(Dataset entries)
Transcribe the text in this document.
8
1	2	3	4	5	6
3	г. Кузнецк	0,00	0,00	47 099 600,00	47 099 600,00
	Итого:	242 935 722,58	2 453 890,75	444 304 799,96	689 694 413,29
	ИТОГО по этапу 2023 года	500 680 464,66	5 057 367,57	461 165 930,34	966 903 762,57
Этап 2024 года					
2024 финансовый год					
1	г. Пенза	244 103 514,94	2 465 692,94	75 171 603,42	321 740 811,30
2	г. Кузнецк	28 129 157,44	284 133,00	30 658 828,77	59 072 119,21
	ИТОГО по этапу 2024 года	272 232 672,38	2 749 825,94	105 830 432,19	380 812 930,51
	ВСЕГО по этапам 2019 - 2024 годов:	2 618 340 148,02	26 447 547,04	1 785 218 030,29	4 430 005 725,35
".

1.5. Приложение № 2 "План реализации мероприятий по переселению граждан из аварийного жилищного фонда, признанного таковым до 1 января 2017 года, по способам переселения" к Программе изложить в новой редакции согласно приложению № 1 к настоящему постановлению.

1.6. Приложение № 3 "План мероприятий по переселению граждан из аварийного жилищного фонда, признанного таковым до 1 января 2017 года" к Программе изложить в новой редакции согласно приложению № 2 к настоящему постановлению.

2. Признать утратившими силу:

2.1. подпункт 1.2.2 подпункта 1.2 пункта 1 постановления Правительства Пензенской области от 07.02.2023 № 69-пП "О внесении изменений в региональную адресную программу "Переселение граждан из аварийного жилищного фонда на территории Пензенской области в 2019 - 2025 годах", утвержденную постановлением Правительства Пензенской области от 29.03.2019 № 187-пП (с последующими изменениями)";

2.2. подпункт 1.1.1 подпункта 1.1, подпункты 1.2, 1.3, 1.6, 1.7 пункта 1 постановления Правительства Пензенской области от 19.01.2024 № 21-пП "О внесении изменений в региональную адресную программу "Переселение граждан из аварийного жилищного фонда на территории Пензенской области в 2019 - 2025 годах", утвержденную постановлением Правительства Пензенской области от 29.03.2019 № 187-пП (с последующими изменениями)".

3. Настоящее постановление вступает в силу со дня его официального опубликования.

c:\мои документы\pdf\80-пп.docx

## Given problem
Which lines contain the word "силу"? Copy each of them.

## Final result
2. Признать утратившими силу:
3. Настоящее постановление вступает в силу со дня его официального опубликования.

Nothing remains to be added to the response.